> [THE PROBLEM]
Check every line of the data below for the string "text", and copy the ones that hold it.

> [LISTED ENTRIES]
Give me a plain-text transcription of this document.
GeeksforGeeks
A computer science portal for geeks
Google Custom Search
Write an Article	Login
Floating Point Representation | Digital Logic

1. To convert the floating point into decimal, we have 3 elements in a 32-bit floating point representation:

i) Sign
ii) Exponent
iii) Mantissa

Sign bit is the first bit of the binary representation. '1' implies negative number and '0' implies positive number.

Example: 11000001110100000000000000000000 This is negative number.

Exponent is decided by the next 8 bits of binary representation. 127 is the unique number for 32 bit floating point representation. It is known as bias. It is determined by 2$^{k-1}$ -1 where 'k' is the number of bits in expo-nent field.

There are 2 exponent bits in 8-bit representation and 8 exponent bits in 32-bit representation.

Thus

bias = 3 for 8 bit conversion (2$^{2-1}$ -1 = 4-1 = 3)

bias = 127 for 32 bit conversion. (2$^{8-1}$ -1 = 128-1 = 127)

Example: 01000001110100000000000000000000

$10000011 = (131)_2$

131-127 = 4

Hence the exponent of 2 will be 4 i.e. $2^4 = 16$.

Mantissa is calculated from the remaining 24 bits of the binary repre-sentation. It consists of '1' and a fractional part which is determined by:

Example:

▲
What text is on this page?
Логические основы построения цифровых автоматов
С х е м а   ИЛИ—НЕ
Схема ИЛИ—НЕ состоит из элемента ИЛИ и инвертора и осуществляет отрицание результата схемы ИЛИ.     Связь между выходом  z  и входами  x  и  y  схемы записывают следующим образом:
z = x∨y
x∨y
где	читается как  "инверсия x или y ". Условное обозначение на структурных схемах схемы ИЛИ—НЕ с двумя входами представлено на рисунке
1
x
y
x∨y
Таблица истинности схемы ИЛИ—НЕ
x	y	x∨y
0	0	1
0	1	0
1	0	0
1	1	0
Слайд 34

> [TASK SOLUTION]
Give me a plain-text transcription of this document.
What text is on this page?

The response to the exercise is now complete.